Aim
Find every line below that contains the word "организации" and copy it out.
• • • •
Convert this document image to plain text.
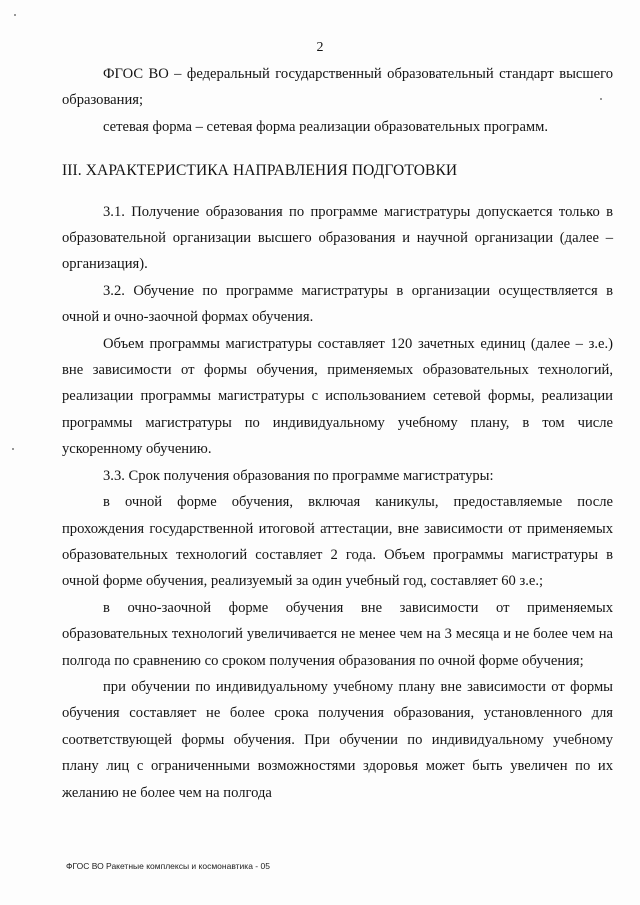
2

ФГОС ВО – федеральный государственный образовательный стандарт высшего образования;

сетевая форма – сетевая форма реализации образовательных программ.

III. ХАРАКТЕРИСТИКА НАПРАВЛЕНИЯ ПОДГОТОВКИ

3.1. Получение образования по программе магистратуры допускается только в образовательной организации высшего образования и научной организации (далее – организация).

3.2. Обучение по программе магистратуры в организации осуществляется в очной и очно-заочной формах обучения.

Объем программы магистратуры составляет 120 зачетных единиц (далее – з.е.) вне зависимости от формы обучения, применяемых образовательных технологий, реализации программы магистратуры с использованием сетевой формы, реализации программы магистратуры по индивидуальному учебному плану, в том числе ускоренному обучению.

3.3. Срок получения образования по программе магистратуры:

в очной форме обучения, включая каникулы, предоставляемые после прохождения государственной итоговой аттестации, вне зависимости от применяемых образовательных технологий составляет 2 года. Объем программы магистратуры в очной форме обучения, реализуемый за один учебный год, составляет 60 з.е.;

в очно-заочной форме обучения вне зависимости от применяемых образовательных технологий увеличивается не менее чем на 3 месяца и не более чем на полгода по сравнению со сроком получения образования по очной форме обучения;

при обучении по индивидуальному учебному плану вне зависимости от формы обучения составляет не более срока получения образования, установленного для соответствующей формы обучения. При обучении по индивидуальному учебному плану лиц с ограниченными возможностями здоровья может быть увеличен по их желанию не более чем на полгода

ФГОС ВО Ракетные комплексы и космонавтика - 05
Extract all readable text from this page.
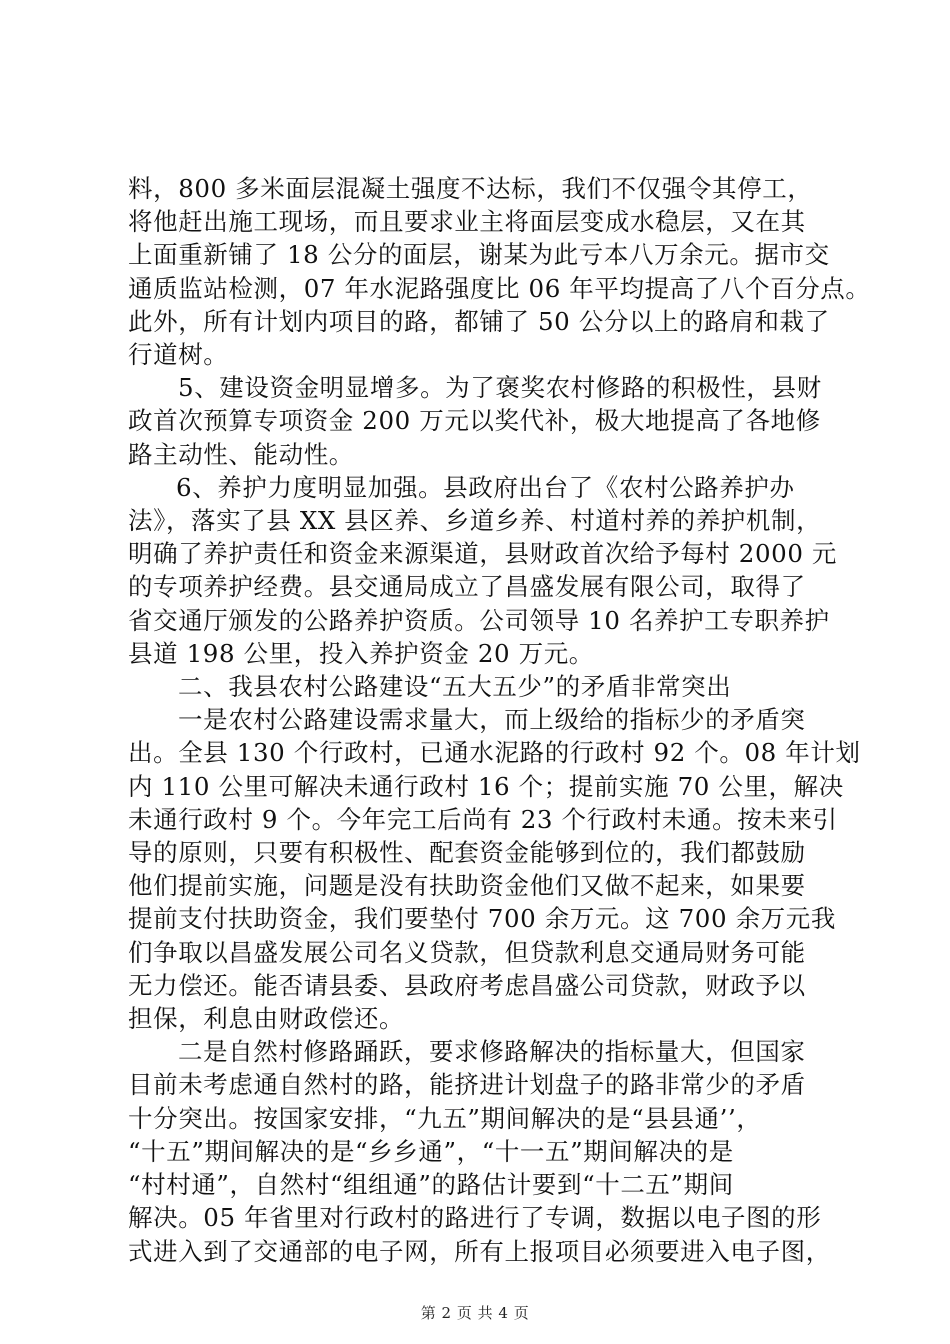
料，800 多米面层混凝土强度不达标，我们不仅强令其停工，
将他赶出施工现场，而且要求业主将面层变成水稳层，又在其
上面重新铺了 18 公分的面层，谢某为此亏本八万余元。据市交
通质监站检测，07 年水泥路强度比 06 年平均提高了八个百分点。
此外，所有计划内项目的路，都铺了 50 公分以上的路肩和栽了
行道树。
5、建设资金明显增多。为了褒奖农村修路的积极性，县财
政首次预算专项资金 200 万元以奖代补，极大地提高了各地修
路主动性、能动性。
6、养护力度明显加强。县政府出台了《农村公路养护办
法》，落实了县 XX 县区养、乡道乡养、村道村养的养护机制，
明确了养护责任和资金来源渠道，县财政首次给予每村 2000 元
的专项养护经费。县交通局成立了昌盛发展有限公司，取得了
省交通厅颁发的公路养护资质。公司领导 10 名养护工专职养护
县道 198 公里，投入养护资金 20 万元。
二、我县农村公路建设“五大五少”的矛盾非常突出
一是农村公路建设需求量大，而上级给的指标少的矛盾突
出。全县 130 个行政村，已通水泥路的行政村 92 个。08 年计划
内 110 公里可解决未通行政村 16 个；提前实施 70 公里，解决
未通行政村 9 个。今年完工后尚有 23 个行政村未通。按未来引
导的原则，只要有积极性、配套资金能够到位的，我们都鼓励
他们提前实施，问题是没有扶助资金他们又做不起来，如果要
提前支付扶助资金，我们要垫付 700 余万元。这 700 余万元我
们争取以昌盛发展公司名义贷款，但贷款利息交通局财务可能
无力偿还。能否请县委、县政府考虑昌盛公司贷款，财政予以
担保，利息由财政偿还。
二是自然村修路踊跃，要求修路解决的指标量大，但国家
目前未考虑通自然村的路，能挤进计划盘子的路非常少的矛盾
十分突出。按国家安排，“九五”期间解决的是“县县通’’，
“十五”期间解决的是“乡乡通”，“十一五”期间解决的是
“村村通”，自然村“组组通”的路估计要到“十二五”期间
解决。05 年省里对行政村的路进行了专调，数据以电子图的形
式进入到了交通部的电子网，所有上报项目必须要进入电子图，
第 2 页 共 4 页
• • • •
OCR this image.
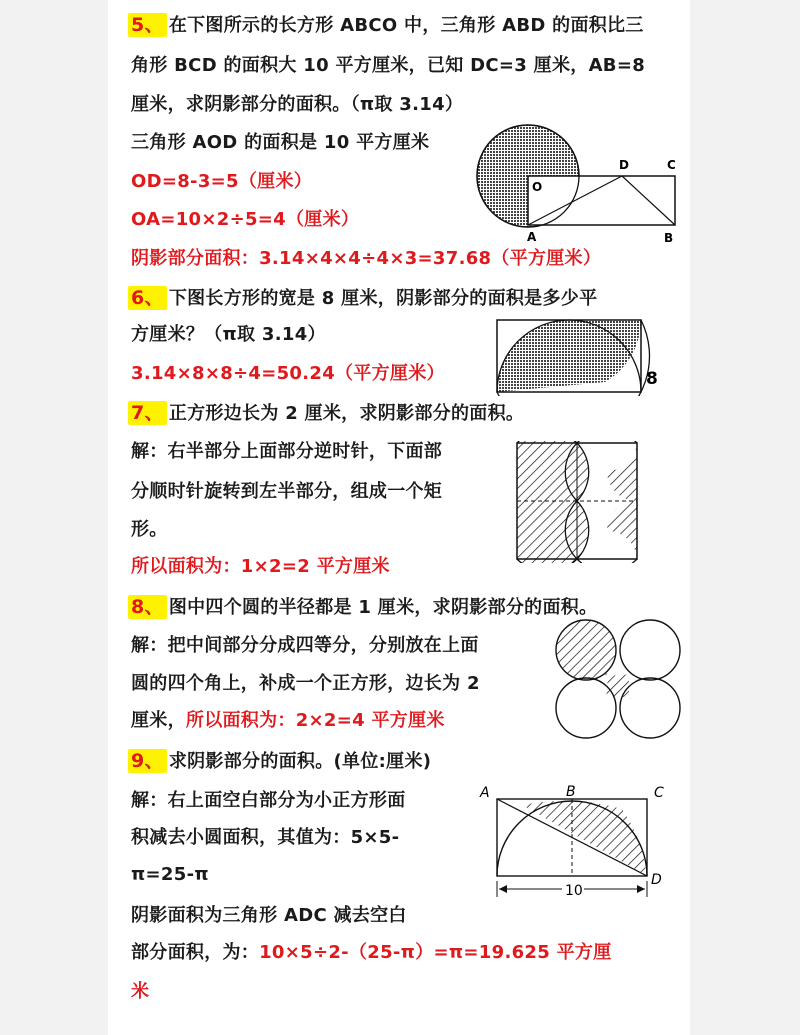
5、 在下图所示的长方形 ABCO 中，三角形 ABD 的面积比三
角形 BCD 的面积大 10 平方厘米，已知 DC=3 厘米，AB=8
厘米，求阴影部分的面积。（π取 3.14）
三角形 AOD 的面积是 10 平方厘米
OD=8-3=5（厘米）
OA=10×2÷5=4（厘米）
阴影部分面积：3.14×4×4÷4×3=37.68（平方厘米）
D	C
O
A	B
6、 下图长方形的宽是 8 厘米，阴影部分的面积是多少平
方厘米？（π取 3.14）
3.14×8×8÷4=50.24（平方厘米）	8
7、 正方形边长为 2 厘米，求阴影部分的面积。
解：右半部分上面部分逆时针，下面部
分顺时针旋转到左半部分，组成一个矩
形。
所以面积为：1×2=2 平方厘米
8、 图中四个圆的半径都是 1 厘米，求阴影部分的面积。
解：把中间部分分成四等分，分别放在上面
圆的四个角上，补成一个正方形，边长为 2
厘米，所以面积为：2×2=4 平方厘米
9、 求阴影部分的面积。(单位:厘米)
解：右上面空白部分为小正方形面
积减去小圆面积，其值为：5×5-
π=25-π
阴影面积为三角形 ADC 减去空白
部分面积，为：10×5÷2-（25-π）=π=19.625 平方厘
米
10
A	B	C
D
• • • •
Solution below
3.1. Получение образования по программе магистратуры допускается только в образовательной организации высшего образования и научной организации (далее – организация).
3.2. Обучение по программе магистратуры в организации осуществляется в очной и очно-заочной формах обучения.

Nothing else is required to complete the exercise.